Exercise objective: Exactly and only the lines from the one containing "OCR this image." through the close of the entries below are to be set down.

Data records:
****************************************

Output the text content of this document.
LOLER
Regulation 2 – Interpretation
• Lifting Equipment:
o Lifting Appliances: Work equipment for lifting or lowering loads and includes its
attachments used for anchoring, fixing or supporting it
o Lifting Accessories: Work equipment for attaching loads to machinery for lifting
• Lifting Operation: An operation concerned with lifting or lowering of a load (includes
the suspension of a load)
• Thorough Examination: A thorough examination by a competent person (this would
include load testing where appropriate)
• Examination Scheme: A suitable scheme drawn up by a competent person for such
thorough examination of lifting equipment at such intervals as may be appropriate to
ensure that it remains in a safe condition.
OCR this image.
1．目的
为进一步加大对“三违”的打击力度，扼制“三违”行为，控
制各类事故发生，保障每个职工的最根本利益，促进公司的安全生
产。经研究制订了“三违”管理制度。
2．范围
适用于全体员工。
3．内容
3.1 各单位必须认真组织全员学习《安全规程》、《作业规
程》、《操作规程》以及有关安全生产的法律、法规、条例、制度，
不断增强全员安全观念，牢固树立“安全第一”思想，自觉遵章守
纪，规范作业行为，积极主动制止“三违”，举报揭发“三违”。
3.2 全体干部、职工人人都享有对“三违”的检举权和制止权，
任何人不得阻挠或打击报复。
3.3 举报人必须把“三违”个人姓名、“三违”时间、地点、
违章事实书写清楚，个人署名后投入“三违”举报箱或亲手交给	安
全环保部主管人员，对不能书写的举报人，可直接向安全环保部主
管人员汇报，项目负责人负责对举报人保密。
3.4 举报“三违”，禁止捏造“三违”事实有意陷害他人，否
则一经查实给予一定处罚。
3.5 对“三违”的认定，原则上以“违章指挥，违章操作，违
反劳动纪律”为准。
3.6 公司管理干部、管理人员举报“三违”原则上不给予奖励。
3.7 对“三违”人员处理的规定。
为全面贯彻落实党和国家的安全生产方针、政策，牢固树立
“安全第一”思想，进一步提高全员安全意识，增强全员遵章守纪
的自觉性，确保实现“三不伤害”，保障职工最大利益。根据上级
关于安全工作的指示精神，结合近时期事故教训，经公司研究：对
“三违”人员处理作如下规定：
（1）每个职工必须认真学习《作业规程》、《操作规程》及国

****************************************

Solution for this exercise:
OCR this image.
1．目的
为进一步加大对“三违”的打击力度，扼制“三违”行为，控
制各类事故发生，保障每个职工的最根本利益，促进公司的安全生
产。经研究制订了“三违”管理制度。
2．范围
适用于全体员工。
3．内容
3.1 各单位必须认真组织全员学习《安全规程》、《作业规
程》、《操作规程》以及有关安全生产的法律、法规、条例、制度，
不断增强全员安全观念，牢固树立“安全第一”思想，自觉遵章守
纪，规范作业行为，积极主动制止“三违”，举报揭发“三违”。
3.2 全体干部、职工人人都享有对“三违”的检举权和制止权，
任何人不得阻挠或打击报复。
3.3 举报人必须把“三违”个人姓名、“三违”时间、地点、
违章事实书写清楚，个人署名后投入“三违”举报箱或亲手交给	安
全环保部主管人员，对不能书写的举报人，可直接向安全环保部主
管人员汇报，项目负责人负责对举报人保密。
3.4 举报“三违”，禁止捏造“三违”事实有意陷害他人，否
则一经查实给予一定处罚。
3.5 对“三违”的认定，原则上以“违章指挥，违章操作，违
反劳动纪律”为准。
3.6 公司管理干部、管理人员举报“三违”原则上不给予奖励。
3.7 对“三违”人员处理的规定。
为全面贯彻落实党和国家的安全生产方针、政策，牢固树立
“安全第一”思想，进一步提高全员安全意识，增强全员遵章守纪
的自觉性，确保实现“三不伤害”，保障职工最大利益。根据上级
关于安全工作的指示精神，结合近时期事故教训，经公司研究：对
“三违”人员处理作如下规定：
（1）每个职工必须认真学习《作业规程》、《操作规程》及国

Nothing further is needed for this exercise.